Output each line of the material exactly as it stands.
-=-=-
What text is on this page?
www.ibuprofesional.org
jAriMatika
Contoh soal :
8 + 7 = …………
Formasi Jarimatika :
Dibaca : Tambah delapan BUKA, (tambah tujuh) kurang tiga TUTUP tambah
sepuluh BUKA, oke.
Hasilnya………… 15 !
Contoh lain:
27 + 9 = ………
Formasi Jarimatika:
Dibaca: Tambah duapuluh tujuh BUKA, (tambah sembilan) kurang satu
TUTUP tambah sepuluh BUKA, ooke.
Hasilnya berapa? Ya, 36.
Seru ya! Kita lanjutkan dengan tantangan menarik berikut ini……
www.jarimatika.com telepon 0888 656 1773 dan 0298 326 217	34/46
-=-=-
**Finished answer**:
What text is on this page?
www.ibuprofesional.org
jAriMatika
Contoh soal :
8 + 7 = …………
Formasi Jarimatika :
Dibaca : Tambah delapan BUKA, (tambah tujuh) kurang tiga TUTUP tambah
sepuluh BUKA, oke.
Hasilnya………… 15 !
Contoh lain:
27 + 9 = ………
Formasi Jarimatika:
Dibaca: Tambah duapuluh tujuh BUKA, (tambah sembilan) kurang satu
TUTUP tambah sepuluh BUKA, ooke.
Hasilnya berapa? Ya, 36.
Seru ya! Kita lanjutkan dengan tantangan menarik berikut ini……
www.jarimatika.com telepon 0888 656 1773 dan 0298 326 217	34/46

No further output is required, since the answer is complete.